§ **WRITTEN PROBLEM**:
Examine the entries and show every line in which the word "муниципальных" is found.

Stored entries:
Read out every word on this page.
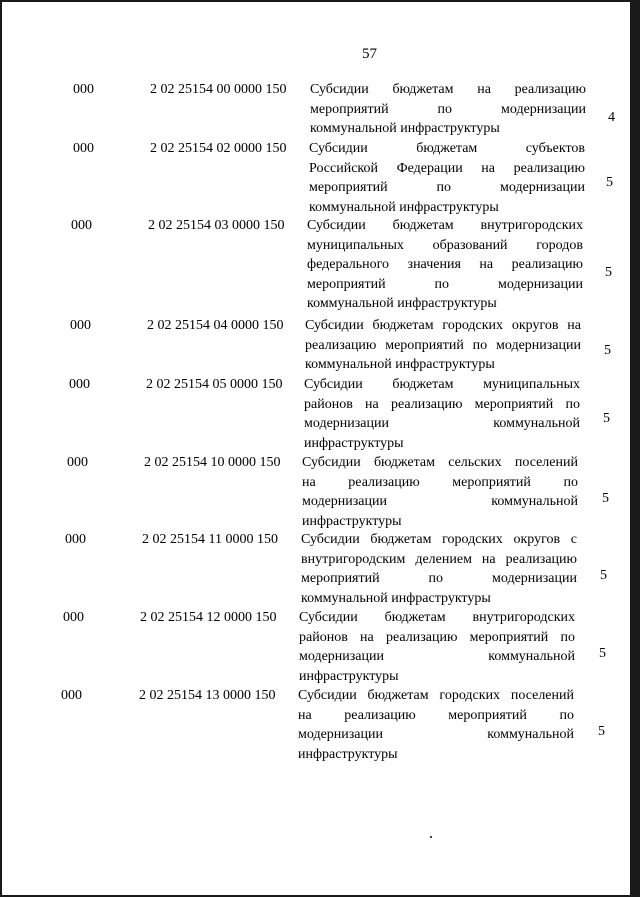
57
000	2 02 25154 00 0000 150 Субсидии бюджетам на реализацию
мероприятий по модернизации
коммунальной инфраструктуры
4
000	2 02 25154 02 0000 150 Субсидии бюджетам субъектов
Российской Федерации на реализацию
мероприятий по модернизации
коммунальной инфраструктуры
5
000	2 02 25154 03 0000 150 Субсидии бюджетам внутригородских
муниципальных образований городов
федерального значения на реализацию
мероприятий по модернизации
коммунальной инфраструктуры
5
000	2 02 25154 04 0000 150 Субсидии бюджетам городских округов на
реализацию мероприятий по модернизации
коммунальной инфраструктуры
5
000	2 02 25154 05 0000 150 Субсидии бюджетам муниципальных
районов на реализацию мероприятий по
модернизации коммунальной
инфраструктуры
5
000	2 02 25154 10 0000 150 Субсидии бюджетам сельских поселений
на реализацию мероприятий по
модернизации коммунальной
инфраструктуры
5
000	2 02 25154 11 0000 150 Субсидии бюджетам городских округов с
внутригородским делением на реализацию
мероприятий по модернизации
коммунальной инфраструктуры
5
000	2 02 25154 12 0000 150 Субсидии бюджетам внутригородских
районов на реализацию мероприятий по
модернизации коммунальной
инфраструктуры
5
000	2 02 25154 13 0000 150 Субсидии бюджетам городских поселений
на реализацию мероприятий по
модернизации коммунальной
инфраструктуры
5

§ **FINISHED ANSWER**:
муниципальных образований городов
000	2 02 25154 05 0000 150 Субсидии бюджетам муниципальных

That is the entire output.